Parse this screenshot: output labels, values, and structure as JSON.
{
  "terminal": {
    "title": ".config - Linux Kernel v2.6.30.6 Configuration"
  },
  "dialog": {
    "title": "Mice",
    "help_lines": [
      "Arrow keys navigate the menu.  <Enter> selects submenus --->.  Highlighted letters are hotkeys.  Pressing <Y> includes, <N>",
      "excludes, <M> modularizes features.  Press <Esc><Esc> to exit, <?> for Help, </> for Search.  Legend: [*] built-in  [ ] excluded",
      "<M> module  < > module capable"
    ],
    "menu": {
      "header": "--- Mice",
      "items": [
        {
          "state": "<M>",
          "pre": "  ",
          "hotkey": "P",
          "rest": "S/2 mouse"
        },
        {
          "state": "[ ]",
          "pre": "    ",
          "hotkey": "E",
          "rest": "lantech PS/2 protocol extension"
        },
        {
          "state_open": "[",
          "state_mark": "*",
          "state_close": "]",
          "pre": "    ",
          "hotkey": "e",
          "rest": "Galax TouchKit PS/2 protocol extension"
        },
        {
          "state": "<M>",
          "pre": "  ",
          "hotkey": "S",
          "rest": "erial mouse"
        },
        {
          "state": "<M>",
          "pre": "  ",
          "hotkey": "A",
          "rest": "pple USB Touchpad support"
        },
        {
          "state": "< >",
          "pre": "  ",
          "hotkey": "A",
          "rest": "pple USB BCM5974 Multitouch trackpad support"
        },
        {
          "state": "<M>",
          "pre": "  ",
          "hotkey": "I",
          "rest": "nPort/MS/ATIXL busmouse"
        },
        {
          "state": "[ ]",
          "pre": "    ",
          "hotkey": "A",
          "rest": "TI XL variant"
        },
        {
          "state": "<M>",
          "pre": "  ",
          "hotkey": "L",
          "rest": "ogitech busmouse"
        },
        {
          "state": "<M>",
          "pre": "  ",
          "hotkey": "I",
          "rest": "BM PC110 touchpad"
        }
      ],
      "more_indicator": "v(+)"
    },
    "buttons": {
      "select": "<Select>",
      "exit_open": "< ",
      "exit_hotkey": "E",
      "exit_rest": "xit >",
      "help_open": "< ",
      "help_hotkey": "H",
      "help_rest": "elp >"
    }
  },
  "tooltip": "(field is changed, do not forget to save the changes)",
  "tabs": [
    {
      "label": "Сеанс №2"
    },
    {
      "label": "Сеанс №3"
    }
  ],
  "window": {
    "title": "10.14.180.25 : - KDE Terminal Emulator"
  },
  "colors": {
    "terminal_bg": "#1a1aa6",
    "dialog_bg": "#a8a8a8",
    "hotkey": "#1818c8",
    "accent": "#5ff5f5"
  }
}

--- --- ---

*Direction*: Only the count is needed: the number of lines in the data that include the word "pple".

*Exercise result*: 2